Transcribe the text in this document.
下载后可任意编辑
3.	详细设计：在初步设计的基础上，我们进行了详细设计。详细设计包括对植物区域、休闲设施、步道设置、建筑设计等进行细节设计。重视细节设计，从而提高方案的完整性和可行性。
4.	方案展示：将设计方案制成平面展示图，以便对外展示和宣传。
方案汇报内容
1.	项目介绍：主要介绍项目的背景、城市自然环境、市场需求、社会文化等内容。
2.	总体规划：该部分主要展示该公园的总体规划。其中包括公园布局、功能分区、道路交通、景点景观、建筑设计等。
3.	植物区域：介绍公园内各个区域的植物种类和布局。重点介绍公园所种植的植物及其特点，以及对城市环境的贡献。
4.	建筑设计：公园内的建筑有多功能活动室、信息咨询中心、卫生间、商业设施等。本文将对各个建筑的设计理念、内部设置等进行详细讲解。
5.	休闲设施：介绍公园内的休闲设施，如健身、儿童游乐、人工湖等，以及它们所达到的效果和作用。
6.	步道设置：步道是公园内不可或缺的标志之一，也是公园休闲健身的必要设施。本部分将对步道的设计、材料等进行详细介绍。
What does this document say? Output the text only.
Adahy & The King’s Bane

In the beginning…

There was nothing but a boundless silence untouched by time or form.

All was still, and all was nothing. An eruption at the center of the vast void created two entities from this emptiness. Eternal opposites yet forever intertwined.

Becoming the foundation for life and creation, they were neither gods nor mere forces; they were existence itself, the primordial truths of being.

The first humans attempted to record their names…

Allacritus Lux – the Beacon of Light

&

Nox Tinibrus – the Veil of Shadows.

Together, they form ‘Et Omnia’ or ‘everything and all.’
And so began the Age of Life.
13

• _What this task involves_
List every line above containing the word "步道设置".

• _Full solution_
3.	详细设计：在初步设计的基础上，我们进行了详细设计。详细设计包括对植物区域、休闲设施、步道设置、建筑设计等进行细节设计。重视细节设计，从而提高方案的完整性和可行性。
6.	步道设置：步道是公园内不可或缺的标志之一，也是公园休闲健身的必要设施。本部分将对步道的设计、材料等进行详细介绍。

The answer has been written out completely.